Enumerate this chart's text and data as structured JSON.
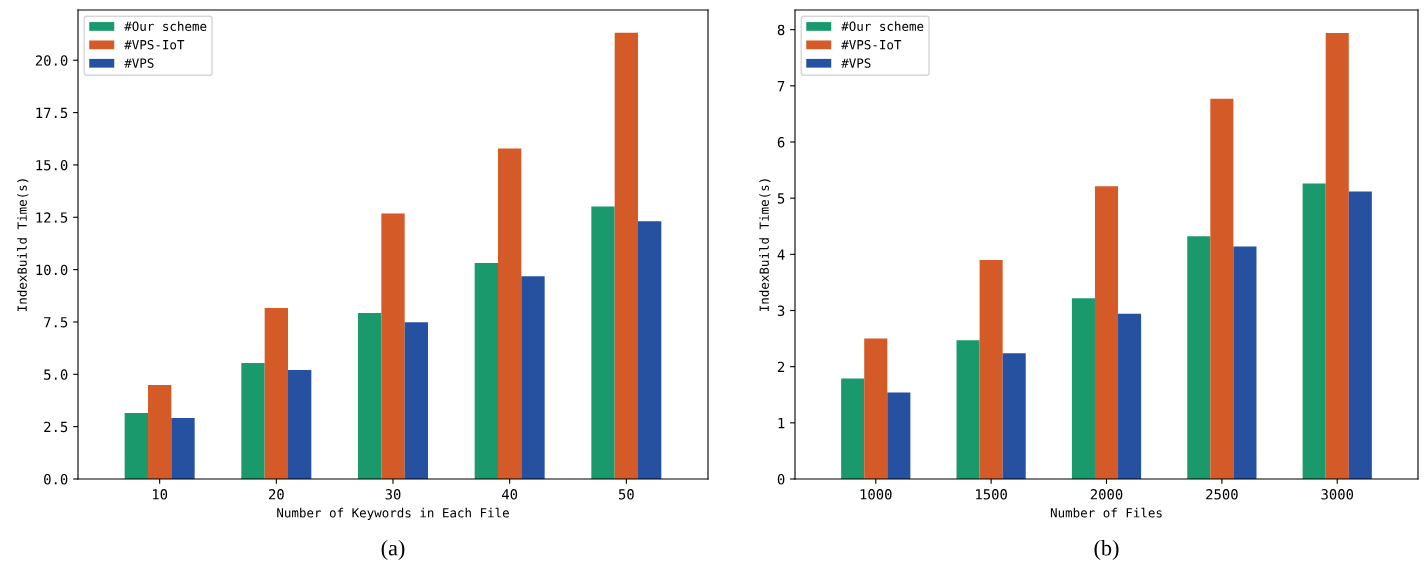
{
  "chart_data": [
    {
      "type": "bar",
      "xlabel": "Number of Keywords in Each File",
      "ylabel": "IndexBuild Time(s)",
      "categories": [
        "10",
        "20",
        "30",
        "40",
        "50"
      ],
      "series": [
        {
          "name": "#Our scheme",
          "color": "#1a9a6c",
          "values": [
            3.15,
            5.54,
            7.93,
            10.32,
            13.01
          ]
        },
        {
          "name": "#VPS-IoT",
          "color": "#d45a27",
          "values": [
            4.49,
            8.17,
            12.68,
            15.79,
            21.31
          ]
        },
        {
          "name": "#VPS",
          "color": "#2650a0",
          "values": [
            2.91,
            5.21,
            7.49,
            9.68,
            12.31
          ]
        }
      ],
      "ylim": [
        0,
        22.4
      ],
      "yticks": [
        {
          "value": 0,
          "label": "0.0"
        },
        2.5,
        {
          "value": 5,
          "label": "5.0"
        },
        7.5,
        {
          "value": 10,
          "label": "10.0"
        },
        12.5,
        {
          "value": 15,
          "label": "15.0"
        },
        17.5,
        {
          "value": 20,
          "label": "20.0"
        }
      ],
      "legend": "top left",
      "annotations": [
        "(a)"
      ]
    },
    {
      "type": "bar",
      "xlabel": "Number of Files",
      "ylabel": "IndexBuild Time(s)",
      "categories": [
        "1000",
        "1500",
        "2000",
        "2500",
        "3000"
      ],
      "series": [
        {
          "name": "#Our scheme",
          "color": "#1a9a6c",
          "values": [
            1.79,
            2.47,
            3.22,
            4.32,
            5.26
          ]
        },
        {
          "name": "#VPS-IoT",
          "color": "#d45a27",
          "values": [
            2.5,
            3.9,
            5.21,
            6.77,
            7.94
          ]
        },
        {
          "name": "#VPS",
          "color": "#2650a0",
          "values": [
            1.54,
            2.24,
            2.94,
            4.14,
            5.12
          ]
        }
      ],
      "ylim": [
        0,
        8.35
      ],
      "yticks": [
        0,
        1,
        2,
        3,
        4,
        5,
        6,
        7,
        8
      ],
      "legend": "top left",
      "annotations": [
        "(b)"
      ]
    }
  ]
}
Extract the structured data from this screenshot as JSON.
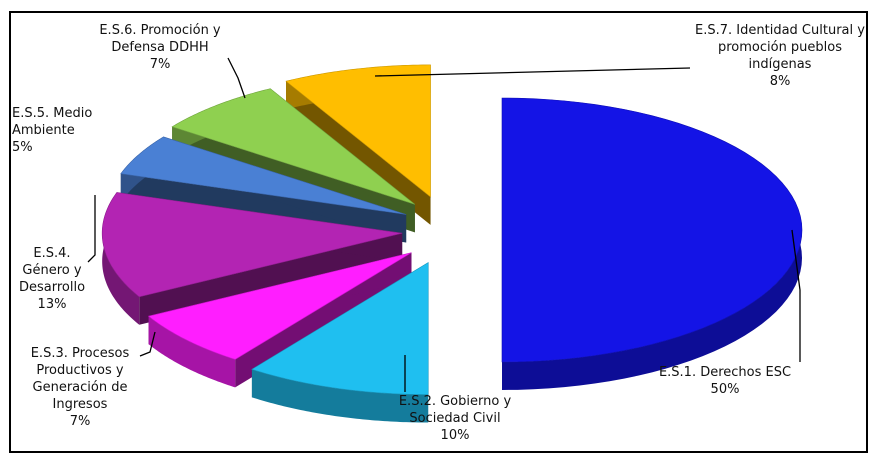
{
  "chart_data": {
    "type": "pie",
    "categories": [
      "E.S.1. Derechos ESC",
      "E.S.2. Gobierno y Sociedad Civil",
      "E.S.3. Procesos Productivos y Generación de Ingresos",
      "E.S.4. Género y Desarrollo",
      "E.S.5. Medio Ambiente",
      "E.S.6. Promoción y Defensa DDHH",
      "E.S.7. Identidad Cultural y promoción pueblos indígenas"
    ],
    "values": [
      50,
      10,
      7,
      13,
      5,
      7,
      8
    ],
    "value_labels": [
      "50%",
      "10%",
      "7%",
      "13%",
      "5%",
      "7%",
      "8%"
    ],
    "colors": [
      "#1414e6",
      "#1fbff0",
      "#ff1eff",
      "#b324b3",
      "#4a80d4",
      "#8fd050",
      "#ffbe00"
    ]
  }
}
--------------------------------
Task brief: Drop the images and repeat the data exactly.

Exercise result:
Enumerate this chart's text and data as structured JSON.
{
  "chart_data": [
    {
      "type": "bar",
      "xlabel": "Number of Keywords in Each File",
      "ylabel": "IndexBuild Time(s)",
      "categories": [
        "10",
        "20",
        "30",
        "40",
        "50"
      ],
      "series": [
        {
          "name": "#Our scheme",
          "color": "#1a9a6c",
          "values": [
            3.15,
            5.54,
            7.93,
            10.32,
            13.01
          ]
        },
        {
          "name": "#VPS-IoT",
          "color": "#d45a27",
          "values": [
            4.49,
            8.17,
            12.68,
            15.79,
            21.31
          ]
        },
        {
          "name": "#VPS",
          "color": "#2650a0",
          "values": [
            2.91,
            5.21,
            7.49,
            9.68,
            12.31
          ]
        }
      ],
      "ylim": [
        0,
        22.4
      ],
      "yticks": [
        {
          "value": 0,
          "label": "0.0"
        },
        2.5,
        {
          "value": 5,
          "label": "5.0"
        },
        7.5,
        {
          "value": 10,
          "label": "10.0"
        },
        12.5,
        {
          "value": 15,
          "label": "15.0"
        },
        17.5,
        {
          "value": 20,
          "label": "20.0"
        }
      ],
      "legend": "top left",
      "annotations": [
        "(a)"
      ]
    },
    {
      "type": "bar",
      "xlabel": "Number of Files",
      "ylabel": "IndexBuild Time(s)",
      "categories": [
        "1000",
        "1500",
        "2000",
        "2500",
        "3000"
      ],
      "series": [
        {
          "name": "#Our scheme",
          "color": "#1a9a6c",
          "values": [
            1.79,
            2.47,
            3.22,
            4.32,
            5.26
          ]
        },
        {
          "name": "#VPS-IoT",
          "color": "#d45a27",
          "values": [
            2.5,
            3.9,
            5.21,
            6.77,
            7.94
          ]
        },
        {
          "name": "#VPS",
          "color": "#2650a0",
          "values": [
            1.54,
            2.24,
            2.94,
            4.14,
            5.12
          ]
        }
      ],
      "ylim": [
        0,
        8.35
      ],
      "yticks": [
        0,
        1,
        2,
        3,
        4,
        5,
        6,
        7,
        8
      ],
      "legend": "top left",
      "annotations": [
        "(b)"
      ]
    }
  ]
}
Extract the structured data from this screenshot as JSON.
{
  "chart_data": {
    "type": "pie",
    "categories": [
      "E.S.1. Derechos ESC",
      "E.S.2. Gobierno y Sociedad Civil",
      "E.S.3. Procesos Productivos y Generación de Ingresos",
      "E.S.4. Género y Desarrollo",
      "E.S.5. Medio Ambiente",
      "E.S.6. Promoción y Defensa DDHH",
      "E.S.7. Identidad Cultural y promoción pueblos indígenas"
    ],
    "values": [
      50,
      10,
      7,
      13,
      5,
      7,
      8
    ],
    "value_labels": [
      "50%",
      "10%",
      "7%",
      "13%",
      "5%",
      "7%",
      "8%"
    ],
    "colors": [
      "#1414e6",
      "#1fbff0",
      "#ff1eff",
      "#b324b3",
      "#4a80d4",
      "#8fd050",
      "#ffbe00"
    ]
  }
}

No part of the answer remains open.